• Given request
Quote, word for word, every line starting at the line that contains "Give me the" and ending with the last line of the records; include both of these lines and no others.

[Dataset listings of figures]
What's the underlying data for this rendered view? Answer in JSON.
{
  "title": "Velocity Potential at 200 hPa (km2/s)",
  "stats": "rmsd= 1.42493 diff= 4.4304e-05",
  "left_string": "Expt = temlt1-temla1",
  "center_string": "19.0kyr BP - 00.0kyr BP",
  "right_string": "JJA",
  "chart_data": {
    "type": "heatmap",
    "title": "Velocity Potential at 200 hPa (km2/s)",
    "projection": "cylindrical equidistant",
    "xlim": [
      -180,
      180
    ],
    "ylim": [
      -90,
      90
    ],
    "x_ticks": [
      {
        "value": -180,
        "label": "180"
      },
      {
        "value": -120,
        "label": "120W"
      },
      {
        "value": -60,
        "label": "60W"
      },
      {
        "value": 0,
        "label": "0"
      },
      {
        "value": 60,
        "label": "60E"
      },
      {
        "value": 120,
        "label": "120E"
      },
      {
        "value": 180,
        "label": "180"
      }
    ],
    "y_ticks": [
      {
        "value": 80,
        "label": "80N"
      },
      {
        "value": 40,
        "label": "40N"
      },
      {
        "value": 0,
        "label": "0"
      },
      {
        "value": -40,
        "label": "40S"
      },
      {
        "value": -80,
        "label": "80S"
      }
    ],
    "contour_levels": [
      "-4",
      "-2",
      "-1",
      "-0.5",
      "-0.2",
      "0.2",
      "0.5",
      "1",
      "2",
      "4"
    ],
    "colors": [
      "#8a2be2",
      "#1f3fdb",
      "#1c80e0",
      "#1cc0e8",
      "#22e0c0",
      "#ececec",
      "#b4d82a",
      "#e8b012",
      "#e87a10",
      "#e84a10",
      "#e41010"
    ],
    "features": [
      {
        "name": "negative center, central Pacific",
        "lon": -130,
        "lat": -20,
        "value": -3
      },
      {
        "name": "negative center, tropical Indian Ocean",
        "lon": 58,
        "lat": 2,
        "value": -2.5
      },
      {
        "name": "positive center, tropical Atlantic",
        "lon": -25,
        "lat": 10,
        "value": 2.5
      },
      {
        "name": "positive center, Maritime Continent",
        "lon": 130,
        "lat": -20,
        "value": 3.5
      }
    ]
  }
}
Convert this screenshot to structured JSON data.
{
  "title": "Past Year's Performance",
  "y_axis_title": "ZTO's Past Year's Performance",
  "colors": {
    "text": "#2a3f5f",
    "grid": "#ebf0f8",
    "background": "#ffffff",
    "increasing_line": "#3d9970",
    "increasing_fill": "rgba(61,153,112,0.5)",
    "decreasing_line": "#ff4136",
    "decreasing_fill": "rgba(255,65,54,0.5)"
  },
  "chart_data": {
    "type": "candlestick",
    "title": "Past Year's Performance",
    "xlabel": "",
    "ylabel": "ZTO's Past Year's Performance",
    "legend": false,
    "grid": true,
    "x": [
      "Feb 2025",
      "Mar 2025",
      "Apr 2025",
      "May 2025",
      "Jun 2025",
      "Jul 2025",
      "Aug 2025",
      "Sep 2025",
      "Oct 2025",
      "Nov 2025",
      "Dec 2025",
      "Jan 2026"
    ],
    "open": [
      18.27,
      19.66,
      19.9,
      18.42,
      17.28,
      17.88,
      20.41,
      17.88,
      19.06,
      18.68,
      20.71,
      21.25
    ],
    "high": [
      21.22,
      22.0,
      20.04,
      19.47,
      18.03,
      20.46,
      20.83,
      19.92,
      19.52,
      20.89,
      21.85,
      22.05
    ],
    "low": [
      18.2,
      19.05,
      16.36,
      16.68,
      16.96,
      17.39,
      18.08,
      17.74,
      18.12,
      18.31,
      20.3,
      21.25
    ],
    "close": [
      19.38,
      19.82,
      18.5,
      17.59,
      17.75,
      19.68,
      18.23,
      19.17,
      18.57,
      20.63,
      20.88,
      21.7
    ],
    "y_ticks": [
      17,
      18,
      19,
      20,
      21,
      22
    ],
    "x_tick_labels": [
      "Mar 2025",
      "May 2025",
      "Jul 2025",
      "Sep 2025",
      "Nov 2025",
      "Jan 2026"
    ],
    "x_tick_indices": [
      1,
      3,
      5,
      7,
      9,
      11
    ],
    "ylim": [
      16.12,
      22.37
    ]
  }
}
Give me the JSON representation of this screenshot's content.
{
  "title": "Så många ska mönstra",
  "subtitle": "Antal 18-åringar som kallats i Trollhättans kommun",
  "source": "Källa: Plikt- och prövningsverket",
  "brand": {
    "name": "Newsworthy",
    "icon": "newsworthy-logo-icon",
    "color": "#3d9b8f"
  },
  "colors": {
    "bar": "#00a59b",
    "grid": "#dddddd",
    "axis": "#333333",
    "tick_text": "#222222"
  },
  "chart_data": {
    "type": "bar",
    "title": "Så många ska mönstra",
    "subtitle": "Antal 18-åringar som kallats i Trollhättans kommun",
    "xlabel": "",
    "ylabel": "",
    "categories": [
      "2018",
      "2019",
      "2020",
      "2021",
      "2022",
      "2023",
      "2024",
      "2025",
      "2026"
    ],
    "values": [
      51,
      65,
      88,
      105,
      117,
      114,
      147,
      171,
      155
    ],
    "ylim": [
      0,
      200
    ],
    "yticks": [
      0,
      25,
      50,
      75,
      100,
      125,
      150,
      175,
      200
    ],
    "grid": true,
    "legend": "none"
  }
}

• Answer in full
Give me the JSON representation of this screenshot's content.
{
  "title": "Så många ska mönstra",
  "subtitle": "Antal 18-åringar som kallats i Trollhättans kommun",
  "source": "Källa: Plikt- och prövningsverket",
  "brand": {
    "name": "Newsworthy",
    "icon": "newsworthy-logo-icon",
    "color": "#3d9b8f"
  },
  "colors": {
    "bar": "#00a59b",
    "grid": "#dddddd",
    "axis": "#333333",
    "tick_text": "#222222"
  },
  "chart_data": {
    "type": "bar",
    "title": "Så många ska mönstra",
    "subtitle": "Antal 18-åringar som kallats i Trollhättans kommun",
    "xlabel": "",
    "ylabel": "",
    "categories": [
      "2018",
      "2019",
      "2020",
      "2021",
      "2022",
      "2023",
      "2024",
      "2025",
      "2026"
    ],
    "values": [
      51,
      65,
      88,
      105,
      117,
      114,
      147,
      171,
      155
    ],
    "ylim": [
      0,
      200
    ],
    "yticks": [
      0,
      25,
      50,
      75,
      100,
      125,
      150,
      175,
      200
    ],
    "grid": true,
    "legend": "none"
  }
}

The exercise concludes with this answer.